## What is expected
Reproduce each line from the records that holds "Urtext".
# Start of Record set
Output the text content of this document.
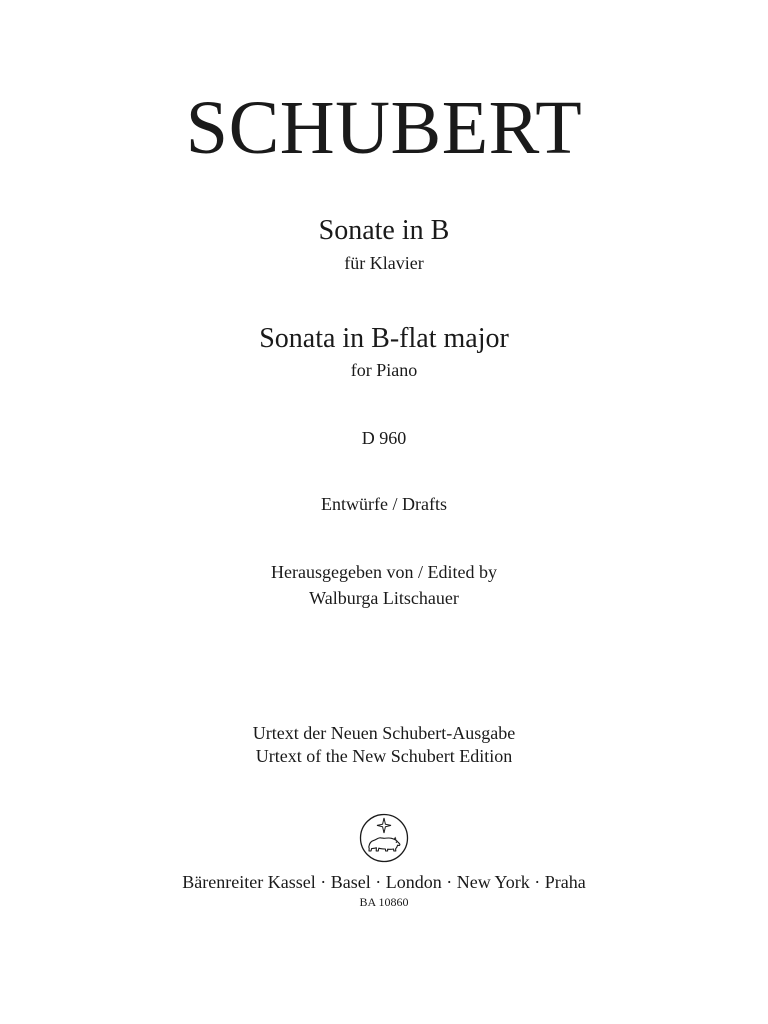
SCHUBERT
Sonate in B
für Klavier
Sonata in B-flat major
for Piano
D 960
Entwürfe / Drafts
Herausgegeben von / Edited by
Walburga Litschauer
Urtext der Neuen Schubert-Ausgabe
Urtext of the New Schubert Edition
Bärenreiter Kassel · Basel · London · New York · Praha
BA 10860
# End of Record set
## Exercise solution
Urtext der Neuen Schubert-Ausgabe
Urtext of the New Schubert Edition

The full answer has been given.